__Goal__
Write the data out again exactly, with no pictures.

__Input material__
####

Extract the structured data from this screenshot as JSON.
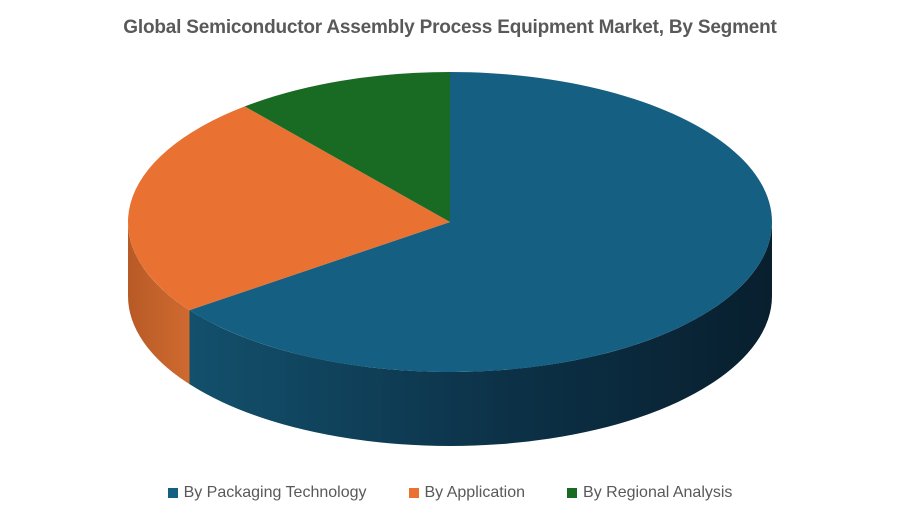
{
  "chart_data": {
    "type": "pie",
    "title": "Global Semiconductor Assembly Process Equipment Market, By Segment",
    "categories": [
      "By Packaging Technology",
      "By Application",
      "By Regional Analysis"
    ],
    "values": [
      65,
      24,
      11
    ],
    "colors": [
      "#156082",
      "#E97132",
      "#196B24"
    ],
    "legend_position": "bottom",
    "style": "3d"
  }
}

####

__Full output__
Extract the structured data from this screenshot as JSON.
{
  "chart_data": {
    "type": "pie",
    "title": "Global Semiconductor Assembly Process Equipment Market, By Segment",
    "categories": [
      "By Packaging Technology",
      "By Application",
      "By Regional Analysis"
    ],
    "values": [
      65,
      24,
      11
    ],
    "colors": [
      "#156082",
      "#E97132",
      "#196B24"
    ],
    "legend_position": "bottom",
    "style": "3d"
  }
}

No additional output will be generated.